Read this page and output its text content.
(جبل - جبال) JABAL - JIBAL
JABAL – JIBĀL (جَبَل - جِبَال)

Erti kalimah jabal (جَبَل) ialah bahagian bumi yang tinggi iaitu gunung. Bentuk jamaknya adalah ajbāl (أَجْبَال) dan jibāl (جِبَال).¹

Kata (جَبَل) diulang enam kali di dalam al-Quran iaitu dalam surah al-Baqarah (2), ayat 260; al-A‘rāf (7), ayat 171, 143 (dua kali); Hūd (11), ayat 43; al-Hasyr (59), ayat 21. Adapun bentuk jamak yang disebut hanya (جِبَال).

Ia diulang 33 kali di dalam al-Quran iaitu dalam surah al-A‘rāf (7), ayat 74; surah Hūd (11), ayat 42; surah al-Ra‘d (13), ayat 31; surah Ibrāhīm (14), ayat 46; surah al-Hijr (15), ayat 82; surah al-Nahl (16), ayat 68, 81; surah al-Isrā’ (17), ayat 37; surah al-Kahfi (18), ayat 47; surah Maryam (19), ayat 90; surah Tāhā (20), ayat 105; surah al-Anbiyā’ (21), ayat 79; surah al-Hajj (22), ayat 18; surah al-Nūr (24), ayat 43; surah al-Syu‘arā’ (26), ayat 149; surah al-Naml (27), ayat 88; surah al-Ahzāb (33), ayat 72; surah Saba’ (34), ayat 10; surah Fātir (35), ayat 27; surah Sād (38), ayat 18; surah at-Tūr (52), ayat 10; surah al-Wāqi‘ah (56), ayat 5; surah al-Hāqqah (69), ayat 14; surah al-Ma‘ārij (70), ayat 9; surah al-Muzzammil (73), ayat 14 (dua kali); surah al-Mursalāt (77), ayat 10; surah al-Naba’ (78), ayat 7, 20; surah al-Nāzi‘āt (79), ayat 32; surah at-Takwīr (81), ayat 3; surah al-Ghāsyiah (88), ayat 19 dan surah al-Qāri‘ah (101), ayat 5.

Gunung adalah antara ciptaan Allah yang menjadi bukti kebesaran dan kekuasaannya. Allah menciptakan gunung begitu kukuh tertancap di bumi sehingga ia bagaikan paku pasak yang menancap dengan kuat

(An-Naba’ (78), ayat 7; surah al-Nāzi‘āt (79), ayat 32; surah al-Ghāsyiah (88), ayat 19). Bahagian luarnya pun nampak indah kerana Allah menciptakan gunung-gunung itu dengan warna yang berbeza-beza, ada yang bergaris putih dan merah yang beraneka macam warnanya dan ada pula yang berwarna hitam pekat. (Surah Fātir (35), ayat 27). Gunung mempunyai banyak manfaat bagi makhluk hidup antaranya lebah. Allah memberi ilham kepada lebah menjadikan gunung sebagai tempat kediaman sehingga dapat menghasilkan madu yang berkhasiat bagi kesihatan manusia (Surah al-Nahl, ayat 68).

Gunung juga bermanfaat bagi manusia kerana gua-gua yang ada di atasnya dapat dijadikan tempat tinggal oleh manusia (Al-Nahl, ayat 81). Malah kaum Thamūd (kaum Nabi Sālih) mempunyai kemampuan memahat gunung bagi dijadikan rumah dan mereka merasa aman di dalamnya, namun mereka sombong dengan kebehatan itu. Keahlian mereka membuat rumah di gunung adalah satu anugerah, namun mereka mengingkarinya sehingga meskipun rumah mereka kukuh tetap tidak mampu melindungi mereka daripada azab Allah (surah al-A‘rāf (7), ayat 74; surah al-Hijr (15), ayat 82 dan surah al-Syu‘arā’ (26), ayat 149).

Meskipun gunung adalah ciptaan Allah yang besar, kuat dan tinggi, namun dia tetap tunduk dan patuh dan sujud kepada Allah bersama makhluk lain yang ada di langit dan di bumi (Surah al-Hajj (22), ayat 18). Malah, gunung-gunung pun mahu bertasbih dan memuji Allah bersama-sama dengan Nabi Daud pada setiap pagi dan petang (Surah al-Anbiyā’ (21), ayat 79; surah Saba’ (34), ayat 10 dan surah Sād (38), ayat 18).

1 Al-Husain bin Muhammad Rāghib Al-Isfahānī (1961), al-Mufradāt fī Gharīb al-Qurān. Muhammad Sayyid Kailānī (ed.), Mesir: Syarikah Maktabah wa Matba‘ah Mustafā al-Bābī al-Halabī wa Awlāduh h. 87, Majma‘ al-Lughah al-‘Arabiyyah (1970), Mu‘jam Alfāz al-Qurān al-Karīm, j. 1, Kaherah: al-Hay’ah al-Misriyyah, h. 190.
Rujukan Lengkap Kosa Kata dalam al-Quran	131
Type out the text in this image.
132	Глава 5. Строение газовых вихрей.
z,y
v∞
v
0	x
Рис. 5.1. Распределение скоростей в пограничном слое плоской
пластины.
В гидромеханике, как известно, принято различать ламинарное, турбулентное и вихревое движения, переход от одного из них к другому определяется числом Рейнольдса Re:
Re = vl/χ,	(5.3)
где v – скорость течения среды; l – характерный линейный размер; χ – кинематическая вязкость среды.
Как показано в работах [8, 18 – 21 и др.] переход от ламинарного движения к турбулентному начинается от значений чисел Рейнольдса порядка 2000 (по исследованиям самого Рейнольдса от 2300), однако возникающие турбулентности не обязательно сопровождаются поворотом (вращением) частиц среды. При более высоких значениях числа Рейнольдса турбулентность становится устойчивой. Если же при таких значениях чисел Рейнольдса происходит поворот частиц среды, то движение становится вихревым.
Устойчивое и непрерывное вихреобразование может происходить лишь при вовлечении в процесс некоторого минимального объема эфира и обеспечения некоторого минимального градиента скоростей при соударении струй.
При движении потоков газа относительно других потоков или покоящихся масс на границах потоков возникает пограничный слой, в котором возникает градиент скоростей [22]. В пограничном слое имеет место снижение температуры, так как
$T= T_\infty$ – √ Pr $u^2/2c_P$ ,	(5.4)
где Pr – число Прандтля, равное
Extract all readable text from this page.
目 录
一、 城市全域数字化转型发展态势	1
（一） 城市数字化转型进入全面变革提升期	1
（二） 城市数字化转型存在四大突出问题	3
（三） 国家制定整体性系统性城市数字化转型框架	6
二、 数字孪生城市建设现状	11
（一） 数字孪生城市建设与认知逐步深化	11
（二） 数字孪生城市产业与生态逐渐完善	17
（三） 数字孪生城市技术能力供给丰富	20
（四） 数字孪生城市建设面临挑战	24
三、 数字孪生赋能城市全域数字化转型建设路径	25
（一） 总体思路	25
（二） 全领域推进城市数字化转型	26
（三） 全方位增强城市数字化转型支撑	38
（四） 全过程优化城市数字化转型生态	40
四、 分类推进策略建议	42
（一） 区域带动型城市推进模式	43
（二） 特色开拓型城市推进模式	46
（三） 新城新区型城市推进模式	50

--- Prompt ---
Quote the data above in full, changing nothing.

--- The output ---
Read this page and output its text content.
(جبل - جبال) JABAL - JIBAL
JABAL – JIBĀL (جَبَل - جِبَال)

Erti kalimah jabal (جَبَل) ialah bahagian bumi yang tinggi iaitu gunung. Bentuk jamaknya adalah ajbāl (أَجْبَال) dan jibāl (جِبَال).¹

Kata (جَبَل) diulang enam kali di dalam al-Quran iaitu dalam surah al-Baqarah (2), ayat 260; al-A‘rāf (7), ayat 171, 143 (dua kali); Hūd (11), ayat 43; al-Hasyr (59), ayat 21. Adapun bentuk jamak yang disebut hanya (جِبَال).

Ia diulang 33 kali di dalam al-Quran iaitu dalam surah al-A‘rāf (7), ayat 74; surah Hūd (11), ayat 42; surah al-Ra‘d (13), ayat 31; surah Ibrāhīm (14), ayat 46; surah al-Hijr (15), ayat 82; surah al-Nahl (16), ayat 68, 81; surah al-Isrā’ (17), ayat 37; surah al-Kahfi (18), ayat 47; surah Maryam (19), ayat 90; surah Tāhā (20), ayat 105; surah al-Anbiyā’ (21), ayat 79; surah al-Hajj (22), ayat 18; surah al-Nūr (24), ayat 43; surah al-Syu‘arā’ (26), ayat 149; surah al-Naml (27), ayat 88; surah al-Ahzāb (33), ayat 72; surah Saba’ (34), ayat 10; surah Fātir (35), ayat 27; surah Sād (38), ayat 18; surah at-Tūr (52), ayat 10; surah al-Wāqi‘ah (56), ayat 5; surah al-Hāqqah (69), ayat 14; surah al-Ma‘ārij (70), ayat 9; surah al-Muzzammil (73), ayat 14 (dua kali); surah al-Mursalāt (77), ayat 10; surah al-Naba’ (78), ayat 7, 20; surah al-Nāzi‘āt (79), ayat 32; surah at-Takwīr (81), ayat 3; surah al-Ghāsyiah (88), ayat 19 dan surah al-Qāri‘ah (101), ayat 5.

Gunung adalah antara ciptaan Allah yang menjadi bukti kebesaran dan kekuasaannya. Allah menciptakan gunung begitu kukuh tertancap di bumi sehingga ia bagaikan paku pasak yang menancap dengan kuat

(An-Naba’ (78), ayat 7; surah al-Nāzi‘āt (79), ayat 32; surah al-Ghāsyiah (88), ayat 19). Bahagian luarnya pun nampak indah kerana Allah menciptakan gunung-gunung itu dengan warna yang berbeza-beza, ada yang bergaris putih dan merah yang beraneka macam warnanya dan ada pula yang berwarna hitam pekat. (Surah Fātir (35), ayat 27). Gunung mempunyai banyak manfaat bagi makhluk hidup antaranya lebah. Allah memberi ilham kepada lebah menjadikan gunung sebagai tempat kediaman sehingga dapat menghasilkan madu yang berkhasiat bagi kesihatan manusia (Surah al-Nahl, ayat 68).

Gunung juga bermanfaat bagi manusia kerana gua-gua yang ada di atasnya dapat dijadikan tempat tinggal oleh manusia (Al-Nahl, ayat 81). Malah kaum Thamūd (kaum Nabi Sālih) mempunyai kemampuan memahat gunung bagi dijadikan rumah dan mereka merasa aman di dalamnya, namun mereka sombong dengan kebehatan itu. Keahlian mereka membuat rumah di gunung adalah satu anugerah, namun mereka mengingkarinya sehingga meskipun rumah mereka kukuh tetap tidak mampu melindungi mereka daripada azab Allah (surah al-A‘rāf (7), ayat 74; surah al-Hijr (15), ayat 82 dan surah al-Syu‘arā’ (26), ayat 149).

Meskipun gunung adalah ciptaan Allah yang besar, kuat dan tinggi, namun dia tetap tunduk dan patuh dan sujud kepada Allah bersama makhluk lain yang ada di langit dan di bumi (Surah al-Hajj (22), ayat 18). Malah, gunung-gunung pun mahu bertasbih dan memuji Allah bersama-sama dengan Nabi Daud pada setiap pagi dan petang (Surah al-Anbiyā’ (21), ayat 79; surah Saba’ (34), ayat 10 dan surah Sād (38), ayat 18).

1 Al-Husain bin Muhammad Rāghib Al-Isfahānī (1961), al-Mufradāt fī Gharīb al-Qurān. Muhammad Sayyid Kailānī (ed.), Mesir: Syarikah Maktabah wa Matba‘ah Mustafā al-Bābī al-Halabī wa Awlāduh h. 87, Majma‘ al-Lughah al-‘Arabiyyah (1970), Mu‘jam Alfāz al-Qurān al-Karīm, j. 1, Kaherah: al-Hay’ah al-Misriyyah, h. 190.
Rujukan Lengkap Kosa Kata dalam al-Quran	131
Type out the text in this image.
132	Глава 5. Строение газовых вихрей.
z,y
v∞
v
0	x
Рис. 5.1. Распределение скоростей в пограничном слое плоской
пластины.
В гидромеханике, как известно, принято различать ламинарное, турбулентное и вихревое движения, переход от одного из них к другому определяется числом Рейнольдса Re:
Re = vl/χ,	(5.3)
где v – скорость течения среды; l – характерный линейный размер; χ – кинематическая вязкость среды.
Как показано в работах [8, 18 – 21 и др.] переход от ламинарного движения к турбулентному начинается от значений чисел Рейнольдса порядка 2000 (по исследованиям самого Рейнольдса от 2300), однако возникающие турбулентности не обязательно сопровождаются поворотом (вращением) частиц среды. При более высоких значениях числа Рейнольдса турбулентность становится устойчивой. Если же при таких значениях чисел Рейнольдса происходит поворот частиц среды, то движение становится вихревым.
Устойчивое и непрерывное вихреобразование может происходить лишь при вовлечении в процесс некоторого минимального объема эфира и обеспечения некоторого минимального градиента скоростей при соударении струй.
При движении потоков газа относительно других потоков или покоящихся масс на границах потоков возникает пограничный слой, в котором возникает градиент скоростей [22]. В пограничном слое имеет место снижение температуры, так как
$T= T_\infty$ – √ Pr $u^2/2c_P$ ,	(5.4)
где Pr – число Прандтля, равное
Extract all readable text from this page.
目 录
一、 城市全域数字化转型发展态势	1
（一） 城市数字化转型进入全面变革提升期	1
（二） 城市数字化转型存在四大突出问题	3
（三） 国家制定整体性系统性城市数字化转型框架	6
二、 数字孪生城市建设现状	11
（一） 数字孪生城市建设与认知逐步深化	11
（二） 数字孪生城市产业与生态逐渐完善	17
（三） 数字孪生城市技术能力供给丰富	20
（四） 数字孪生城市建设面临挑战	24
三、 数字孪生赋能城市全域数字化转型建设路径	25
（一） 总体思路	25
（二） 全领域推进城市数字化转型	26
（三） 全方位增强城市数字化转型支撑	38
（四） 全过程优化城市数字化转型生态	40
四、 分类推进策略建议	42
（一） 区域带动型城市推进模式	43
（二） 特色开拓型城市推进模式	46
（三） 新城新区型城市推进模式	50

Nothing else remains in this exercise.